[Excerpts from a figure dataset]
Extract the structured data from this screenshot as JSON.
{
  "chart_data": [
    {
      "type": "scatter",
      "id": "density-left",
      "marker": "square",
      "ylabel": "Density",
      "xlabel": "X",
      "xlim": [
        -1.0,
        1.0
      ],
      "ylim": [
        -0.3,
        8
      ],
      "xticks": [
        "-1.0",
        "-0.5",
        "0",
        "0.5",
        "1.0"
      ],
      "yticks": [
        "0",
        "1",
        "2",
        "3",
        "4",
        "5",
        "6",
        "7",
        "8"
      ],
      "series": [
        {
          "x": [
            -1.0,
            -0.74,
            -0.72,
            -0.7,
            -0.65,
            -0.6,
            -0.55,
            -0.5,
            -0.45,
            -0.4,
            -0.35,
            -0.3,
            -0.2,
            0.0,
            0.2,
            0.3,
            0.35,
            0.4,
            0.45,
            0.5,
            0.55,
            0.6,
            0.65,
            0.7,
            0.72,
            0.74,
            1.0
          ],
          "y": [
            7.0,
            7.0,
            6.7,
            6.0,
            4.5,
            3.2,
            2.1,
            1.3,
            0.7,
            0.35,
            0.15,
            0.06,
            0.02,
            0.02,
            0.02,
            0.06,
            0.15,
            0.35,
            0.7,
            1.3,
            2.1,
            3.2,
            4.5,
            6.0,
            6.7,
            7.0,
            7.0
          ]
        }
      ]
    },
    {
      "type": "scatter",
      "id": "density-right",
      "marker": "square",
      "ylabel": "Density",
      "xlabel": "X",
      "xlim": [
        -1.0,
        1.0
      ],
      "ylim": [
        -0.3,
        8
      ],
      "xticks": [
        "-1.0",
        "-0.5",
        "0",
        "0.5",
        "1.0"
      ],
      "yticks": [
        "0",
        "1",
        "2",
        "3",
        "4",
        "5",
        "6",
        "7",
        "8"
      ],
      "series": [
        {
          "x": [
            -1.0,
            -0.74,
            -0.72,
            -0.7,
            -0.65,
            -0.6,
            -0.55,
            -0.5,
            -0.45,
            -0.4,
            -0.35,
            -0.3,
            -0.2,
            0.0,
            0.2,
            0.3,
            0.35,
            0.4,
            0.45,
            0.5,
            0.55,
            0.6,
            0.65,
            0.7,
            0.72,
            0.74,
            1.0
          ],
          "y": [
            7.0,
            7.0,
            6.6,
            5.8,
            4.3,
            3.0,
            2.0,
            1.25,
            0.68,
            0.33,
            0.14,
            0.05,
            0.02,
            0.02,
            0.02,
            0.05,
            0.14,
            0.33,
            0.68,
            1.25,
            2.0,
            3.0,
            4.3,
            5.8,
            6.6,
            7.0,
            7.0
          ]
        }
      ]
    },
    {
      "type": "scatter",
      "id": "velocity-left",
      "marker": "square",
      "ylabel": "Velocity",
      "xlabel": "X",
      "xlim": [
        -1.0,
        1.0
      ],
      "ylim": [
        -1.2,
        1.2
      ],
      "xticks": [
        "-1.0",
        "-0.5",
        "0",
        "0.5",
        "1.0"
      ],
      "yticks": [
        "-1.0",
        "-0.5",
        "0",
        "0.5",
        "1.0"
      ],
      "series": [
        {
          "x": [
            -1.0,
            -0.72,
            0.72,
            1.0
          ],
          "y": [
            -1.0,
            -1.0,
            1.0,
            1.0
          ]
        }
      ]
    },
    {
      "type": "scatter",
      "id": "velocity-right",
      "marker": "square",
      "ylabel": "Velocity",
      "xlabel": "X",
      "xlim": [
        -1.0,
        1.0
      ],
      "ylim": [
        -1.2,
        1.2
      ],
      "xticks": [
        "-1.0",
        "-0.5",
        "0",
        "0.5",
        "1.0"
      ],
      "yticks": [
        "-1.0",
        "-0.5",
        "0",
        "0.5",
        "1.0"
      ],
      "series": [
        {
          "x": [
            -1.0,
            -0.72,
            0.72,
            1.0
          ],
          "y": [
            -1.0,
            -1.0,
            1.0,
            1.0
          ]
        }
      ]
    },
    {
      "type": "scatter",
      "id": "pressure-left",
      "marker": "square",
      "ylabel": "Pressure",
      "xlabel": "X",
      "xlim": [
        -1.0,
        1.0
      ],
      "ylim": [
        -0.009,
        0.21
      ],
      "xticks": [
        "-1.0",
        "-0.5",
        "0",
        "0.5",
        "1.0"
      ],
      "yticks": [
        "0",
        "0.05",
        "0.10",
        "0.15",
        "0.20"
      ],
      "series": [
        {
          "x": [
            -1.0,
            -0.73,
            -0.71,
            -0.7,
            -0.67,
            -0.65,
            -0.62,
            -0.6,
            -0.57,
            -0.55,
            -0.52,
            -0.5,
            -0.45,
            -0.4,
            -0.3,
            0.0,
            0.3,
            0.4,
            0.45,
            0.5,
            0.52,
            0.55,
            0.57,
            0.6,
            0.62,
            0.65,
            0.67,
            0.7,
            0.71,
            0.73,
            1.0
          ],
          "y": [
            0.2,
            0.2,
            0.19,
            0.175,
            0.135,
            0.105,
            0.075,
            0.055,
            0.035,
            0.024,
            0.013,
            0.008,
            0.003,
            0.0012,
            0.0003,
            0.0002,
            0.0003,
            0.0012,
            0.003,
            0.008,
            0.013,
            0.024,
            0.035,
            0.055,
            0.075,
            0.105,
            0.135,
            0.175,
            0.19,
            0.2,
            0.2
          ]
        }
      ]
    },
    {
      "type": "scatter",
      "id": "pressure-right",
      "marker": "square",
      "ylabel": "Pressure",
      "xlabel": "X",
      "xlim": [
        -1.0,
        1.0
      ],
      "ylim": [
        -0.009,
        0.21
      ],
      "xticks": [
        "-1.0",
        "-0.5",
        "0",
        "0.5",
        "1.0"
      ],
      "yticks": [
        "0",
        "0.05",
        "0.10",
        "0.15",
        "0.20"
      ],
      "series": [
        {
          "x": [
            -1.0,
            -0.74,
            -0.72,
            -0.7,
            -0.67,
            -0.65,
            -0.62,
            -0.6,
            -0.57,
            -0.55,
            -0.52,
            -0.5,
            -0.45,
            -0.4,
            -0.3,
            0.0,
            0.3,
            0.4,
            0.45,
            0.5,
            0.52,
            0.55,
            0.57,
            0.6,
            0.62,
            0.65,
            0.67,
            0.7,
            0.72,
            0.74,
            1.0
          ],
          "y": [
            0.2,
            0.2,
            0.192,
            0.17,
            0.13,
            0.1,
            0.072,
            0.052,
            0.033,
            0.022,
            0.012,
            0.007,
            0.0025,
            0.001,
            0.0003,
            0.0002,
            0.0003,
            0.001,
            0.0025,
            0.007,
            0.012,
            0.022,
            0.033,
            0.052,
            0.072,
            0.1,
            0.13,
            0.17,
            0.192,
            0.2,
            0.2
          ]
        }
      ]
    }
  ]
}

**WORK TO DO:** Send back all of the entries exactly, with nothing missing.

**RESULT:**
Extract the structured data from this screenshot as JSON.
{
  "chart_data": [
    {
      "type": "scatter",
      "id": "density-left",
      "marker": "square",
      "ylabel": "Density",
      "xlabel": "X",
      "xlim": [
        -1.0,
        1.0
      ],
      "ylim": [
        -0.3,
        8
      ],
      "xticks": [
        "-1.0",
        "-0.5",
        "0",
        "0.5",
        "1.0"
      ],
      "yticks": [
        "0",
        "1",
        "2",
        "3",
        "4",
        "5",
        "6",
        "7",
        "8"
      ],
      "series": [
        {
          "x": [
            -1.0,
            -0.74,
            -0.72,
            -0.7,
            -0.65,
            -0.6,
            -0.55,
            -0.5,
            -0.45,
            -0.4,
            -0.35,
            -0.3,
            -0.2,
            0.0,
            0.2,
            0.3,
            0.35,
            0.4,
            0.45,
            0.5,
            0.55,
            0.6,
            0.65,
            0.7,
            0.72,
            0.74,
            1.0
          ],
          "y": [
            7.0,
            7.0,
            6.7,
            6.0,
            4.5,
            3.2,
            2.1,
            1.3,
            0.7,
            0.35,
            0.15,
            0.06,
            0.02,
            0.02,
            0.02,
            0.06,
            0.15,
            0.35,
            0.7,
            1.3,
            2.1,
            3.2,
            4.5,
            6.0,
            6.7,
            7.0,
            7.0
          ]
        }
      ]
    },
    {
      "type": "scatter",
      "id": "density-right",
      "marker": "square",
      "ylabel": "Density",
      "xlabel": "X",
      "xlim": [
        -1.0,
        1.0
      ],
      "ylim": [
        -0.3,
        8
      ],
      "xticks": [
        "-1.0",
        "-0.5",
        "0",
        "0.5",
        "1.0"
      ],
      "yticks": [
        "0",
        "1",
        "2",
        "3",
        "4",
        "5",
        "6",
        "7",
        "8"
      ],
      "series": [
        {
          "x": [
            -1.0,
            -0.74,
            -0.72,
            -0.7,
            -0.65,
            -0.6,
            -0.55,
            -0.5,
            -0.45,
            -0.4,
            -0.35,
            -0.3,
            -0.2,
            0.0,
            0.2,
            0.3,
            0.35,
            0.4,
            0.45,
            0.5,
            0.55,
            0.6,
            0.65,
            0.7,
            0.72,
            0.74,
            1.0
          ],
          "y": [
            7.0,
            7.0,
            6.6,
            5.8,
            4.3,
            3.0,
            2.0,
            1.25,
            0.68,
            0.33,
            0.14,
            0.05,
            0.02,
            0.02,
            0.02,
            0.05,
            0.14,
            0.33,
            0.68,
            1.25,
            2.0,
            3.0,
            4.3,
            5.8,
            6.6,
            7.0,
            7.0
          ]
        }
      ]
    },
    {
      "type": "scatter",
      "id": "velocity-left",
      "marker": "square",
      "ylabel": "Velocity",
      "xlabel": "X",
      "xlim": [
        -1.0,
        1.0
      ],
      "ylim": [
        -1.2,
        1.2
      ],
      "xticks": [
        "-1.0",
        "-0.5",
        "0",
        "0.5",
        "1.0"
      ],
      "yticks": [
        "-1.0",
        "-0.5",
        "0",
        "0.5",
        "1.0"
      ],
      "series": [
        {
          "x": [
            -1.0,
            -0.72,
            0.72,
            1.0
          ],
          "y": [
            -1.0,
            -1.0,
            1.0,
            1.0
          ]
        }
      ]
    },
    {
      "type": "scatter",
      "id": "velocity-right",
      "marker": "square",
      "ylabel": "Velocity",
      "xlabel": "X",
      "xlim": [
        -1.0,
        1.0
      ],
      "ylim": [
        -1.2,
        1.2
      ],
      "xticks": [
        "-1.0",
        "-0.5",
        "0",
        "0.5",
        "1.0"
      ],
      "yticks": [
        "-1.0",
        "-0.5",
        "0",
        "0.5",
        "1.0"
      ],
      "series": [
        {
          "x": [
            -1.0,
            -0.72,
            0.72,
            1.0
          ],
          "y": [
            -1.0,
            -1.0,
            1.0,
            1.0
          ]
        }
      ]
    },
    {
      "type": "scatter",
      "id": "pressure-left",
      "marker": "square",
      "ylabel": "Pressure",
      "xlabel": "X",
      "xlim": [
        -1.0,
        1.0
      ],
      "ylim": [
        -0.009,
        0.21
      ],
      "xticks": [
        "-1.0",
        "-0.5",
        "0",
        "0.5",
        "1.0"
      ],
      "yticks": [
        "0",
        "0.05",
        "0.10",
        "0.15",
        "0.20"
      ],
      "series": [
        {
          "x": [
            -1.0,
            -0.73,
            -0.71,
            -0.7,
            -0.67,
            -0.65,
            -0.62,
            -0.6,
            -0.57,
            -0.55,
            -0.52,
            -0.5,
            -0.45,
            -0.4,
            -0.3,
            0.0,
            0.3,
            0.4,
            0.45,
            0.5,
            0.52,
            0.55,
            0.57,
            0.6,
            0.62,
            0.65,
            0.67,
            0.7,
            0.71,
            0.73,
            1.0
          ],
          "y": [
            0.2,
            0.2,
            0.19,
            0.175,
            0.135,
            0.105,
            0.075,
            0.055,
            0.035,
            0.024,
            0.013,
            0.008,
            0.003,
            0.0012,
            0.0003,
            0.0002,
            0.0003,
            0.0012,
            0.003,
            0.008,
            0.013,
            0.024,
            0.035,
            0.055,
            0.075,
            0.105,
            0.135,
            0.175,
            0.19,
            0.2,
            0.2
          ]
        }
      ]
    },
    {
      "type": "scatter",
      "id": "pressure-right",
      "marker": "square",
      "ylabel": "Pressure",
      "xlabel": "X",
      "xlim": [
        -1.0,
        1.0
      ],
      "ylim": [
        -0.009,
        0.21
      ],
      "xticks": [
        "-1.0",
        "-0.5",
        "0",
        "0.5",
        "1.0"
      ],
      "yticks": [
        "0",
        "0.05",
        "0.10",
        "0.15",
        "0.20"
      ],
      "series": [
        {
          "x": [
            -1.0,
            -0.74,
            -0.72,
            -0.7,
            -0.67,
            -0.65,
            -0.62,
            -0.6,
            -0.57,
            -0.55,
            -0.52,
            -0.5,
            -0.45,
            -0.4,
            -0.3,
            0.0,
            0.3,
            0.4,
            0.45,
            0.5,
            0.52,
            0.55,
            0.57,
            0.6,
            0.62,
            0.65,
            0.67,
            0.7,
            0.72,
            0.74,
            1.0
          ],
          "y": [
            0.2,
            0.2,
            0.192,
            0.17,
            0.13,
            0.1,
            0.072,
            0.052,
            0.033,
            0.022,
            0.012,
            0.007,
            0.0025,
            0.001,
            0.0003,
            0.0002,
            0.0003,
            0.001,
            0.0025,
            0.007,
            0.012,
            0.022,
            0.033,
            0.052,
            0.072,
            0.1,
            0.13,
            0.17,
            0.192,
            0.2,
            0.2
          ]
        }
      ]
    }
  ]
}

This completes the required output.